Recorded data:
**********
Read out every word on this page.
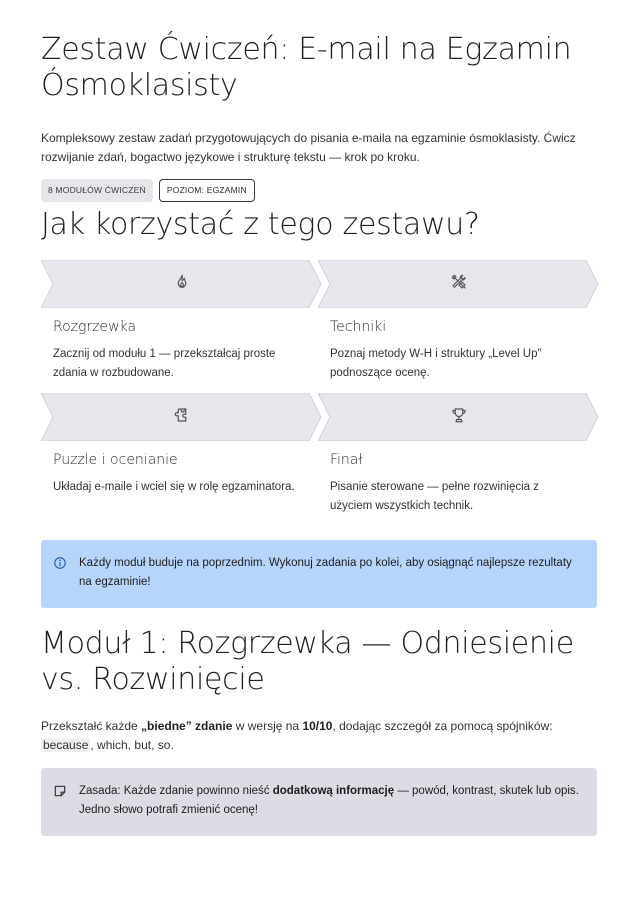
Zestaw Ćwiczeń: E-mail na Egzamin Ósmoklasisty

Kompleksowy zestaw zadań przygotowujących do pisania e-maila na egzaminie ósmoklasisty. Ćwicz rozwijanie zdań, bogactwo językowe i strukturę tekstu — krok po kroku.

8 MODUŁÓW ĆWICZEŃ	POZIOM: EGZAMIN
Jak korzystać z tego zestawu?
Rozgrzewka
Zacznij od modułu 1 — przekształcaj proste zdania w rozbudowane.
Techniki
Poznaj metody W-H i struktury „Level Up” podnoszące ocenę.
Puzzle i ocenianie
Układaj e-maile i wciel się w rolę egzaminatora.
Finał
Pisanie sterowane — pełne rozwinięcia z użyciem wszystkich technik.
Każdy moduł buduje na poprzednim. Wykonuj zadania po kolei, aby osiągnąć najlepsze rezultaty na egzaminie!
Moduł 1: Rozgrzewka — Odniesienie vs. Rozwinięcie

Przekształć każde „biedne” zdanie w wersję na 10/10, dodając szczegół za pomocą spójników: because , which, but, so.

Zasada: Każde zdanie powinno nieść dodatkową informację — powód, kontrast, skutek lub opis. Jedno słowo potrafi zmienić ocenę!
**********
Write the full listing out again with every line unchanged, but include no pictures.

FULL RESPONSE
Read out every word on this page.
Zestaw Ćwiczeń: E-mail na Egzamin Ósmoklasisty

Kompleksowy zestaw zadań przygotowujących do pisania e-maila na egzaminie ósmoklasisty. Ćwicz rozwijanie zdań, bogactwo językowe i strukturę tekstu — krok po kroku.

8 MODUŁÓW ĆWICZEŃ	POZIOM: EGZAMIN
Jak korzystać z tego zestawu?
Rozgrzewka
Zacznij od modułu 1 — przekształcaj proste zdania w rozbudowane.
Techniki
Poznaj metody W-H i struktury „Level Up” podnoszące ocenę.
Puzzle i ocenianie
Układaj e-maile i wciel się w rolę egzaminatora.
Finał
Pisanie sterowane — pełne rozwinięcia z użyciem wszystkich technik.
Każdy moduł buduje na poprzednim. Wykonuj zadania po kolei, aby osiągnąć najlepsze rezultaty na egzaminie!
Moduł 1: Rozgrzewka — Odniesienie vs. Rozwinięcie

Przekształć każde „biedne” zdanie w wersję na 10/10, dodając szczegół za pomocą spójników: because , which, but, so.

Zasada: Każde zdanie powinno nieść dodatkową informację — powód, kontrast, skutek lub opis. Jedno słowo potrafi zmienić ocenę!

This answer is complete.